:: Job ::
Reproduce all lines of the listing below in which the word "Find" occurs.

:: Material ::
BEGIN

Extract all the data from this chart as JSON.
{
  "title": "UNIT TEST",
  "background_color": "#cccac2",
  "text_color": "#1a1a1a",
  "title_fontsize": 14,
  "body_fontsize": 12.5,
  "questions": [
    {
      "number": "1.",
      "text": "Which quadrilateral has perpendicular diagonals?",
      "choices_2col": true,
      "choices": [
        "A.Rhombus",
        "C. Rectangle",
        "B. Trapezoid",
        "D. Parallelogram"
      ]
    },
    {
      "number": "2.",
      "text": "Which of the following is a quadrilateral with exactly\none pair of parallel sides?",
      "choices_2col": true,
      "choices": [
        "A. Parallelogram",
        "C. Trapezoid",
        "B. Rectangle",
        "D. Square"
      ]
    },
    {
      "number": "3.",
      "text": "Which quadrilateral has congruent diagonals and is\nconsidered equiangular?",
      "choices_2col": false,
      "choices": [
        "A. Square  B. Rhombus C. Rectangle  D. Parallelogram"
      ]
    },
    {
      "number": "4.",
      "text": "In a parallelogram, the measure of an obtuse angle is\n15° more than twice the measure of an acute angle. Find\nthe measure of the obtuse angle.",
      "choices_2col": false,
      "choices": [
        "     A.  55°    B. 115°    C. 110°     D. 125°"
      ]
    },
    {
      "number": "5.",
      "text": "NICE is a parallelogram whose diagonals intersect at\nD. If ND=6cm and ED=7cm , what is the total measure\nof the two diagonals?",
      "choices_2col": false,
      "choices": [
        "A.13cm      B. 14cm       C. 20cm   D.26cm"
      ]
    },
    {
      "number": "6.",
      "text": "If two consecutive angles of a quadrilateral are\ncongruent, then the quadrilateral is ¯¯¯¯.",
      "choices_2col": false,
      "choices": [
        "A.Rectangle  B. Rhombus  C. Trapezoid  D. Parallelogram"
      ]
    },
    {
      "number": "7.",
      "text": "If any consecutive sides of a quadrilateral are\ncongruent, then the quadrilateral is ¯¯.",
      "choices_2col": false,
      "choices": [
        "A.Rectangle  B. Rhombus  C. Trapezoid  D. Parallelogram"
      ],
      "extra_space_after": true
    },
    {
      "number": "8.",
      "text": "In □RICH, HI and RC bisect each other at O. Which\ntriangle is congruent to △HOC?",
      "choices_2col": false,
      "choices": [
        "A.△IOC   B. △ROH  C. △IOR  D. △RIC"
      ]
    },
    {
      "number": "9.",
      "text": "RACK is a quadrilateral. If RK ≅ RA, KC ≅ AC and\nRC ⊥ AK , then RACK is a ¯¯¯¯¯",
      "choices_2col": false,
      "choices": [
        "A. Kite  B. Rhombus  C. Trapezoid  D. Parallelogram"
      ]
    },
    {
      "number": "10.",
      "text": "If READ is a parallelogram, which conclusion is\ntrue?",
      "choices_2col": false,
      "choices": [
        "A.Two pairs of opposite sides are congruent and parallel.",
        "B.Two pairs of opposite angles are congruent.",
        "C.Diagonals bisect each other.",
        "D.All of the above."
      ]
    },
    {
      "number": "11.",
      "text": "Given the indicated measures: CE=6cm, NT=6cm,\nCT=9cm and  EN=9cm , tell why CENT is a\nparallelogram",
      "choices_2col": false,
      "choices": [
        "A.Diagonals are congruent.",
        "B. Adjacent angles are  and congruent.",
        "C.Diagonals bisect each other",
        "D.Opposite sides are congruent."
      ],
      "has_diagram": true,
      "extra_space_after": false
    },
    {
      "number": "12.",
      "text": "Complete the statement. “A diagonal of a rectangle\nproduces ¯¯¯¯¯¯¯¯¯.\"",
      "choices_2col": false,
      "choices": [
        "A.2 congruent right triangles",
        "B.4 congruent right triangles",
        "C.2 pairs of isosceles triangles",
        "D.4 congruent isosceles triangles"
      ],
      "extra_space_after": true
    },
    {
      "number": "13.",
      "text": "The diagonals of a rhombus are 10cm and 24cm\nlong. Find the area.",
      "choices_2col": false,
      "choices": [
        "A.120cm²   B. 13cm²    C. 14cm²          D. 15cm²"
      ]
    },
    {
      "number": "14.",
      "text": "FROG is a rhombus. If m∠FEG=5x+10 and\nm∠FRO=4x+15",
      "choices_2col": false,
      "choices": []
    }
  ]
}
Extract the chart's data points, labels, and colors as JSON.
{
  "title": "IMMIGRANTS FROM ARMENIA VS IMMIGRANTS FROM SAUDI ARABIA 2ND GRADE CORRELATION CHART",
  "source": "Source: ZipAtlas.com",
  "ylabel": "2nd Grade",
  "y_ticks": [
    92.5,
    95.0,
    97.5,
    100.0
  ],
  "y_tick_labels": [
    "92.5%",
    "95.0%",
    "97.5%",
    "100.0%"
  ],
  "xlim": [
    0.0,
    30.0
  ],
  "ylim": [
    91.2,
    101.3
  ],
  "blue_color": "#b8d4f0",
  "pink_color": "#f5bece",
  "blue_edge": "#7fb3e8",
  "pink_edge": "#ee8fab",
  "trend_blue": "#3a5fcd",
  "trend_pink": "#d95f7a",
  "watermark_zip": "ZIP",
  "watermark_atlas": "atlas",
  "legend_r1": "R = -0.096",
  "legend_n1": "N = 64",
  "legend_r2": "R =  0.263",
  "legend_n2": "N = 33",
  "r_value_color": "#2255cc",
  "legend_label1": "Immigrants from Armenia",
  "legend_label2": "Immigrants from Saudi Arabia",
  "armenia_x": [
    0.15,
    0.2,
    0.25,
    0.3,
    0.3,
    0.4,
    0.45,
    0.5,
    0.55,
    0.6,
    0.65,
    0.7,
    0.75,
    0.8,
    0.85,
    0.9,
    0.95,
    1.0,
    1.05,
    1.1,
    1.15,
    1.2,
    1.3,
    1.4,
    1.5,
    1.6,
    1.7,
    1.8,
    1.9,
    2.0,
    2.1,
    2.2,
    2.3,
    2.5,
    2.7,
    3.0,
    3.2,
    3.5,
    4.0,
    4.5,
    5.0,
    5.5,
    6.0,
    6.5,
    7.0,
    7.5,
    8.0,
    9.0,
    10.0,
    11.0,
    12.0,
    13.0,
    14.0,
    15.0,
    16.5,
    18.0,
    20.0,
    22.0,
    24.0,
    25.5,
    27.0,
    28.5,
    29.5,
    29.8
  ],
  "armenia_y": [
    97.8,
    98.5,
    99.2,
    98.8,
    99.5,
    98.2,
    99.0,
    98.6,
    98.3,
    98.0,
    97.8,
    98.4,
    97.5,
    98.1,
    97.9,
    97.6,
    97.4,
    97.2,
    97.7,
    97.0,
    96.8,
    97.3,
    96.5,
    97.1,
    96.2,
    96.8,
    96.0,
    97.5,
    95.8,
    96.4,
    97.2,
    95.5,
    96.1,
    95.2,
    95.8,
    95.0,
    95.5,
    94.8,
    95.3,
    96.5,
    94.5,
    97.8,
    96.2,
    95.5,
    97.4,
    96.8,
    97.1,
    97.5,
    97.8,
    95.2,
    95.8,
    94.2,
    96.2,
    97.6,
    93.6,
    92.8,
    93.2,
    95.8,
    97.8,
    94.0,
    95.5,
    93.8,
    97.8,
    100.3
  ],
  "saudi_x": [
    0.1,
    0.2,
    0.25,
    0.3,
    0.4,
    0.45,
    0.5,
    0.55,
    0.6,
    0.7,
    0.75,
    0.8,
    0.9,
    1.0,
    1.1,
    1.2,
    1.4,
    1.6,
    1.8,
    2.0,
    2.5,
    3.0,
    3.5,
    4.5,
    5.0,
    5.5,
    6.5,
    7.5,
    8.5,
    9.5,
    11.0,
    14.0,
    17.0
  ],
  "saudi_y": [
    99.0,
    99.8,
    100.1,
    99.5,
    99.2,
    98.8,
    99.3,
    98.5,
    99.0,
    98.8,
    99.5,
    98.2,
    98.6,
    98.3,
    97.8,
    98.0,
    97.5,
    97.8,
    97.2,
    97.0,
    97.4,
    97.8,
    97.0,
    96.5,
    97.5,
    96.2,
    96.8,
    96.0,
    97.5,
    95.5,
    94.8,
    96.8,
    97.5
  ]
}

END

:: Solution for this exercise ::
      "text": "In a parallelogram, the measure of an obtuse angle is\n15° more than twice the measure of an acute angle. Find\nthe measure of the obtuse angle.",
      "text": "The diagonals of a rhombus are 10cm and 24cm\nlong. Find the area.",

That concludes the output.